━━━ Available data

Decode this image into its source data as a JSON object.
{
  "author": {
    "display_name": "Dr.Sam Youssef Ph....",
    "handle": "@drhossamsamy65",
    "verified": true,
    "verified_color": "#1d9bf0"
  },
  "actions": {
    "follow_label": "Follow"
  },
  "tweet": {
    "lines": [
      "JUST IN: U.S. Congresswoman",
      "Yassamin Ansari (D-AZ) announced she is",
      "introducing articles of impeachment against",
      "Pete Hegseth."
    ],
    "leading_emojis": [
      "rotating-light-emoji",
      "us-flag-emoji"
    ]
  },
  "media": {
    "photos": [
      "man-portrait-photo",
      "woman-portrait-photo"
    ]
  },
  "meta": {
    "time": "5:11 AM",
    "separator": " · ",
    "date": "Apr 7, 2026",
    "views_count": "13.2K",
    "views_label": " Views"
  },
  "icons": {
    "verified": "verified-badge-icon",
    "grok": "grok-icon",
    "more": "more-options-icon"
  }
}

━━━━━━

*Your goal*:
Please set down each line of the records exactly as given.

*Exercise result*:
Decode this image into its source data as a JSON object.
{
  "author": {
    "display_name": "Dr.Sam Youssef Ph....",
    "handle": "@drhossamsamy65",
    "verified": true,
    "verified_color": "#1d9bf0"
  },
  "actions": {
    "follow_label": "Follow"
  },
  "tweet": {
    "lines": [
      "JUST IN: U.S. Congresswoman",
      "Yassamin Ansari (D-AZ) announced she is",
      "introducing articles of impeachment against",
      "Pete Hegseth."
    ],
    "leading_emojis": [
      "rotating-light-emoji",
      "us-flag-emoji"
    ]
  },
  "media": {
    "photos": [
      "man-portrait-photo",
      "woman-portrait-photo"
    ]
  },
  "meta": {
    "time": "5:11 AM",
    "separator": " · ",
    "date": "Apr 7, 2026",
    "views_count": "13.2K",
    "views_label": " Views"
  },
  "icons": {
    "verified": "verified-badge-icon",
    "grok": "grok-icon",
    "more": "more-options-icon"
  }
}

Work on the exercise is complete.